* [SHORT PROBLEM]: Some lines in the records below may hold the word "Intel"; give the number of those lines and nothing else.

* [MATERIAL PROVIDED]:

-- START --

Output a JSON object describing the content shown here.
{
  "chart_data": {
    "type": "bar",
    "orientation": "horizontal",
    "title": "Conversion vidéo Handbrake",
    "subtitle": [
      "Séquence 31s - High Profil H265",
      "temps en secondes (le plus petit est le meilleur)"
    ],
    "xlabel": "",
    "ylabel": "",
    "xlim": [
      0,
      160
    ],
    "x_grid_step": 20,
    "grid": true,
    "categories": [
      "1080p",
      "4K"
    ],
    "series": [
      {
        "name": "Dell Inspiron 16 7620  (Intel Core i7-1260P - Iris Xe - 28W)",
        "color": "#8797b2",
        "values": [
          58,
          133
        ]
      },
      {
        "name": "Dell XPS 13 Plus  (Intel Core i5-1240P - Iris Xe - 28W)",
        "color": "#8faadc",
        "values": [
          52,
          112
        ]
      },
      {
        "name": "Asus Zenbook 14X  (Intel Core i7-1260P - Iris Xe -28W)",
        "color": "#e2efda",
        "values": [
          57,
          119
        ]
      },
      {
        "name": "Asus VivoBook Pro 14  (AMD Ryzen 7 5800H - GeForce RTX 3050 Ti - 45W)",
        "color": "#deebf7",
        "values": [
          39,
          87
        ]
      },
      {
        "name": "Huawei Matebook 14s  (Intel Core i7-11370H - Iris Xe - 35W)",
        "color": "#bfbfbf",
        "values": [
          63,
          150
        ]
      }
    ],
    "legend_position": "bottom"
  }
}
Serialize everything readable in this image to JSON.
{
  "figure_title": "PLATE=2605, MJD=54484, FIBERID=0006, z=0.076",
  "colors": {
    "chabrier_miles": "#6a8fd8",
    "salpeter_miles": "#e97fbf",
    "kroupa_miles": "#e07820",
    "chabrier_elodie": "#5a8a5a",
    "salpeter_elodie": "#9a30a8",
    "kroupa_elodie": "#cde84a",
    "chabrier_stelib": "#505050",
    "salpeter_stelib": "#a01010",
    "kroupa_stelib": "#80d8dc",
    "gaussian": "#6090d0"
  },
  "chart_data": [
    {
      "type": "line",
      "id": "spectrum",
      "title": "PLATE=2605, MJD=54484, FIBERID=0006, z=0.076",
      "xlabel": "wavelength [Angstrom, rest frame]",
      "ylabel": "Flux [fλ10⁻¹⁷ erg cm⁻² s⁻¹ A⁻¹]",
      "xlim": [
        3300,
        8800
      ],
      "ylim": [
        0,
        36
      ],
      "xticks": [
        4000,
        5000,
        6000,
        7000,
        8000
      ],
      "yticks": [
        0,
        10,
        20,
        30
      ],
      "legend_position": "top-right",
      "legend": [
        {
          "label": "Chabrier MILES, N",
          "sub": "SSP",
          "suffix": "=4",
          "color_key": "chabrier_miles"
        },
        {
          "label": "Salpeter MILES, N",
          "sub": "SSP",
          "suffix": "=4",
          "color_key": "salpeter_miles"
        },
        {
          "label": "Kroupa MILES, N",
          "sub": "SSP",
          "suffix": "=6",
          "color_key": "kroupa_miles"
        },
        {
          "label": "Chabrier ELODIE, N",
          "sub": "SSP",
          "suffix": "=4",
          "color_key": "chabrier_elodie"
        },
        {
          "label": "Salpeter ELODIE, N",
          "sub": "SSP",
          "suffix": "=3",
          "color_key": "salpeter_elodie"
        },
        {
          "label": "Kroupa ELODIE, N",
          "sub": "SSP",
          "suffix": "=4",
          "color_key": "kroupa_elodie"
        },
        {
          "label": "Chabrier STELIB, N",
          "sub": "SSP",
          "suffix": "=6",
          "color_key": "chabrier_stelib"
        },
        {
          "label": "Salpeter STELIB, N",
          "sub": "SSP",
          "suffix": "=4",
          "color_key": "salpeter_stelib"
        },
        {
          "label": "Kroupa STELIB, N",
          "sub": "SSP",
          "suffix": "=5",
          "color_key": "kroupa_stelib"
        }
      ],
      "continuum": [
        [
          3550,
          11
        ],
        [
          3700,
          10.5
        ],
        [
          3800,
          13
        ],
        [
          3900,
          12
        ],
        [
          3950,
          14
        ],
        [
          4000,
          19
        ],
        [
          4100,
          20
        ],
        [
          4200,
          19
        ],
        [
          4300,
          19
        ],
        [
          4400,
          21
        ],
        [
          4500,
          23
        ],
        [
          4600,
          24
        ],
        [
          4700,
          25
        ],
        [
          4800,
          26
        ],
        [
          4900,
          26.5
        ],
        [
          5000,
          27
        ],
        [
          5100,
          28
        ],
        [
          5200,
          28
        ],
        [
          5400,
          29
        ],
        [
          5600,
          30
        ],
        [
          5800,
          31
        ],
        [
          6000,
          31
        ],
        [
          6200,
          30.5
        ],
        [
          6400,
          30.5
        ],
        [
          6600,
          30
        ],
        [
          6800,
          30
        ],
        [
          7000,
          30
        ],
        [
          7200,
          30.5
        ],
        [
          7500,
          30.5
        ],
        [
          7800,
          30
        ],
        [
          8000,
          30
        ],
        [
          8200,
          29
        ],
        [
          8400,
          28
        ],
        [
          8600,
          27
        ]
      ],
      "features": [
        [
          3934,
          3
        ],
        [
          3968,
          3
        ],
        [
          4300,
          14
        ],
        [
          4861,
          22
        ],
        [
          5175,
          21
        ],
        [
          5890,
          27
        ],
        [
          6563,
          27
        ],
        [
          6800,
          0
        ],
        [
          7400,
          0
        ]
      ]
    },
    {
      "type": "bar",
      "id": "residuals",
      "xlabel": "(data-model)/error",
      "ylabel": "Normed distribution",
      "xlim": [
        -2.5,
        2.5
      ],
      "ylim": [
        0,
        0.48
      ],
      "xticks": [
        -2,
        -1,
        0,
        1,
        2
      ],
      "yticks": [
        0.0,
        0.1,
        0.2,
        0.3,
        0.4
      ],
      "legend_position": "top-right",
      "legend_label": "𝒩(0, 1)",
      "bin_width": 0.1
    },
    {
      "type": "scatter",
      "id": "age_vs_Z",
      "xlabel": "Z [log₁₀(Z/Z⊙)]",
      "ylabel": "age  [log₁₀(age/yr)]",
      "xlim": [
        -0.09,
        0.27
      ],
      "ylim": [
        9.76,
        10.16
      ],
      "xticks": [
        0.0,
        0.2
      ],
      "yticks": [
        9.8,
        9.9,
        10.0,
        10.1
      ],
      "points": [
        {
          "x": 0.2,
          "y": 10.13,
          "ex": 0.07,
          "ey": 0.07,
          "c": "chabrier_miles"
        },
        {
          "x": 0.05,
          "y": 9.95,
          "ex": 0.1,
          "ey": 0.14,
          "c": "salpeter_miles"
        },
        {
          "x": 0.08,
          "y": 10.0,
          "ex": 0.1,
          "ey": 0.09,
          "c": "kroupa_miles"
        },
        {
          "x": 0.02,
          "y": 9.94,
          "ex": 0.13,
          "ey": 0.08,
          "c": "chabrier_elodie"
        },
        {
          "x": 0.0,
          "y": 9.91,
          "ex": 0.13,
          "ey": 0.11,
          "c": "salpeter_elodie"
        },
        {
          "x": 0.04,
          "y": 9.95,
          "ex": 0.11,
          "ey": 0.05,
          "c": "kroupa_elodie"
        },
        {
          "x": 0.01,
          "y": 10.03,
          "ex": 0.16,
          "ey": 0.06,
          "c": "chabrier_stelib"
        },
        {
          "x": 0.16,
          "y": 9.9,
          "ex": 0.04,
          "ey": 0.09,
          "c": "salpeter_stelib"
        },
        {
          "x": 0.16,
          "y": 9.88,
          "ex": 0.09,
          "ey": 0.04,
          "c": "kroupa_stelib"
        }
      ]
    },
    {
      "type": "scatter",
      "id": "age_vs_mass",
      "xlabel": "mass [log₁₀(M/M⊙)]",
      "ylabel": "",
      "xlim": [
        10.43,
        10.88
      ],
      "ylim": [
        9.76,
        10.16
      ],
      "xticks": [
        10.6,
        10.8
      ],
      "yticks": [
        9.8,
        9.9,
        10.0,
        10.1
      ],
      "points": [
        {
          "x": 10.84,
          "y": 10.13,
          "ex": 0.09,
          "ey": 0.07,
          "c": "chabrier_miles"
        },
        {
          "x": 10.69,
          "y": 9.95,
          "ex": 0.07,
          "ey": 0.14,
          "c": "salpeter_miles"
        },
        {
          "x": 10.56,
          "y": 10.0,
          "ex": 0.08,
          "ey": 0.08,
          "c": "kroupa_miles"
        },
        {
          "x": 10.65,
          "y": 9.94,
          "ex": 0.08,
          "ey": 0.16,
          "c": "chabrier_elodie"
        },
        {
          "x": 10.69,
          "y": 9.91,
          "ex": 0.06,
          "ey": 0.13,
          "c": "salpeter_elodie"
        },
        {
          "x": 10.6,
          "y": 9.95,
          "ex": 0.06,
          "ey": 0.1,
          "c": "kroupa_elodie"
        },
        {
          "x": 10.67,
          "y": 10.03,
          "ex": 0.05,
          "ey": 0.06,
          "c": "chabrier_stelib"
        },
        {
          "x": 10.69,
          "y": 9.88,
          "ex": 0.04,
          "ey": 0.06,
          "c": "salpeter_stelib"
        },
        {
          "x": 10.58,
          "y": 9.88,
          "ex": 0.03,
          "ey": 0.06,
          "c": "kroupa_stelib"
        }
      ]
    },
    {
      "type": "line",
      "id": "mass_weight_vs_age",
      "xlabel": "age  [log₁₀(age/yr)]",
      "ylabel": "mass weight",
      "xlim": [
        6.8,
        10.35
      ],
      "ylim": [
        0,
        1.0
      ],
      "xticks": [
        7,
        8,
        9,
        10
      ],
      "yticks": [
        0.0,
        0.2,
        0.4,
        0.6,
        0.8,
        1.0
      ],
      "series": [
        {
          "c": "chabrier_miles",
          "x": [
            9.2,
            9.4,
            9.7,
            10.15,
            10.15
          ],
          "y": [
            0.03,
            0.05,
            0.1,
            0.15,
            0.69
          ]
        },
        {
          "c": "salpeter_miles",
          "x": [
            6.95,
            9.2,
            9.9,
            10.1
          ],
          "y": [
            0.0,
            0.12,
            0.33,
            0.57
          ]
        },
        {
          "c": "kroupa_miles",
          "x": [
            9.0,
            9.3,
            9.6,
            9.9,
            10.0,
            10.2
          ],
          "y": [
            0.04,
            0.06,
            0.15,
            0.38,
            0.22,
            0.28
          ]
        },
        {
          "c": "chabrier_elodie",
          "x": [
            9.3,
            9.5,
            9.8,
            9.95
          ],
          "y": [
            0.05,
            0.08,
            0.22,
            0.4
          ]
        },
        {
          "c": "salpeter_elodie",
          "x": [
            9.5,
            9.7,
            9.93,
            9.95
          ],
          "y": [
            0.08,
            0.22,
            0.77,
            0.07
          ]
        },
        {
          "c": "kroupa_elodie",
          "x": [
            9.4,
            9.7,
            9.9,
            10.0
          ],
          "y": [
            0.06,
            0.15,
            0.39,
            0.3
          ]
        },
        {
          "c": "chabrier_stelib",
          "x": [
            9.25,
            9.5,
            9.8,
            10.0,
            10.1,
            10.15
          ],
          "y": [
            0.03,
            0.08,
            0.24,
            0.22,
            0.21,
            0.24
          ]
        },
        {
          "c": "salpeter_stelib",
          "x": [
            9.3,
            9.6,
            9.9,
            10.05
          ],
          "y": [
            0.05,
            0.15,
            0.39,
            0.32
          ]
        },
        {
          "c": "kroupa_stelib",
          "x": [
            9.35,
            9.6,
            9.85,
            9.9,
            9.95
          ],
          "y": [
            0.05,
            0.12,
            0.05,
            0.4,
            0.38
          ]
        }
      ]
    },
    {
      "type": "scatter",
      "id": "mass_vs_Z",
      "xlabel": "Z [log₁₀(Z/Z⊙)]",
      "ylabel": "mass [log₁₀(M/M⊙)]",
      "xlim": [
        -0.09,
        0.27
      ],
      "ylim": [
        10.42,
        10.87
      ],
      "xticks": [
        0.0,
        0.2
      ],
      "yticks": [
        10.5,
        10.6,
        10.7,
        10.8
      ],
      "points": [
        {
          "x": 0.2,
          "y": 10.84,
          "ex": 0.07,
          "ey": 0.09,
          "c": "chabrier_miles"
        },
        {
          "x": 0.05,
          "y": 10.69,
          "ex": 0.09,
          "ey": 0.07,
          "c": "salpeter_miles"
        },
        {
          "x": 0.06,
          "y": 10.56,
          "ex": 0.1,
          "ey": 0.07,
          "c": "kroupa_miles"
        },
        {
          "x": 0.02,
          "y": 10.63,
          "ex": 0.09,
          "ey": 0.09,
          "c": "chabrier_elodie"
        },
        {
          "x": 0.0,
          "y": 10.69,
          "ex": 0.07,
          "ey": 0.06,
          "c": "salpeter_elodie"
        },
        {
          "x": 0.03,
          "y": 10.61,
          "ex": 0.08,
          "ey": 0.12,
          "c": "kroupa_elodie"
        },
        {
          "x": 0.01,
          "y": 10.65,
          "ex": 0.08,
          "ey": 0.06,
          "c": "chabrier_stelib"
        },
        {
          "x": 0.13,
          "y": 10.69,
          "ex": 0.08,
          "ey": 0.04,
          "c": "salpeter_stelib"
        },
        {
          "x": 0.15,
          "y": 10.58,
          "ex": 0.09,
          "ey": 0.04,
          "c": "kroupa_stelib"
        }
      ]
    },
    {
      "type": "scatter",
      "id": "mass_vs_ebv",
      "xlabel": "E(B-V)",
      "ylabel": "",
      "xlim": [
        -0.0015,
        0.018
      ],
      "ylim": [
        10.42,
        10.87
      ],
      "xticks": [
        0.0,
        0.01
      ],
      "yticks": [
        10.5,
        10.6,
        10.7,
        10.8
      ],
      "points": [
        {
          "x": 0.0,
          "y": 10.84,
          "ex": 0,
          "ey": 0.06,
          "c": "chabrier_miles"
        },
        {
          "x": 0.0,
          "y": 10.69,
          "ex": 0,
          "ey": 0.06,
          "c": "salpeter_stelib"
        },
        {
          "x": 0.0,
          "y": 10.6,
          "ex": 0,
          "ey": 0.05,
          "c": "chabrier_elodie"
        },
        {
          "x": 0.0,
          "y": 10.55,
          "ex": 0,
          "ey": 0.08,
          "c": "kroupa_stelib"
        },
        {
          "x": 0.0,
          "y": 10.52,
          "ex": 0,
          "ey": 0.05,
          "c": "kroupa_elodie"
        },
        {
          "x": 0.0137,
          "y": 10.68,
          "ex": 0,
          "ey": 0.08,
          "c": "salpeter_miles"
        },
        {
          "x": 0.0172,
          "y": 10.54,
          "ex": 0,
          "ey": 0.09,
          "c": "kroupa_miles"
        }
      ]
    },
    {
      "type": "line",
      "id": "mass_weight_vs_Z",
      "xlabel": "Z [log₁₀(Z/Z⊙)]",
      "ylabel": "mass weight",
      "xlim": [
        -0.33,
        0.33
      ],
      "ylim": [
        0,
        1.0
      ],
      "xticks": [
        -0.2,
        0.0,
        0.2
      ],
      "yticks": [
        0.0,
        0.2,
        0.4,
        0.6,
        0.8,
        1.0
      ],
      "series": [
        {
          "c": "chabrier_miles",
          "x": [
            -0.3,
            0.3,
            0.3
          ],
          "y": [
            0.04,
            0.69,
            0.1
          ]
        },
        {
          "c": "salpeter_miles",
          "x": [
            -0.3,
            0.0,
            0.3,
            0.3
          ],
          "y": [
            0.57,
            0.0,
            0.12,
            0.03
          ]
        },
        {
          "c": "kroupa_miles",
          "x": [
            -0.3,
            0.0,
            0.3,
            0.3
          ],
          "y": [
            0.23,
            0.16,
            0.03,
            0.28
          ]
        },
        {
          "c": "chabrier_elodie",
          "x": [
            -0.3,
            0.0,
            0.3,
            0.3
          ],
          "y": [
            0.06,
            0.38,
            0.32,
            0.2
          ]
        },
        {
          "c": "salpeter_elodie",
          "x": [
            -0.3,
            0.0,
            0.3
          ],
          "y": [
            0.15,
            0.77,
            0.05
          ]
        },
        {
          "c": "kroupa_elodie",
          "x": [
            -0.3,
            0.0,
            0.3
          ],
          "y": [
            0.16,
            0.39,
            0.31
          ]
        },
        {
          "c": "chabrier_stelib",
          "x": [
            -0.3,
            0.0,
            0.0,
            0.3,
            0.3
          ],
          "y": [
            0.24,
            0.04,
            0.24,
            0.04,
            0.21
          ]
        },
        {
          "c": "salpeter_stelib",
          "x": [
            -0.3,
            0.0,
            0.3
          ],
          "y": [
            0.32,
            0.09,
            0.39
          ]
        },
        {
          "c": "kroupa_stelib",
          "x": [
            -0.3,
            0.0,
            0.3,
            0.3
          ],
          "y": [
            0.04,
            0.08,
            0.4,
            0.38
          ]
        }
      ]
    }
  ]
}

-- END --

* [FULL ANSWER]: 4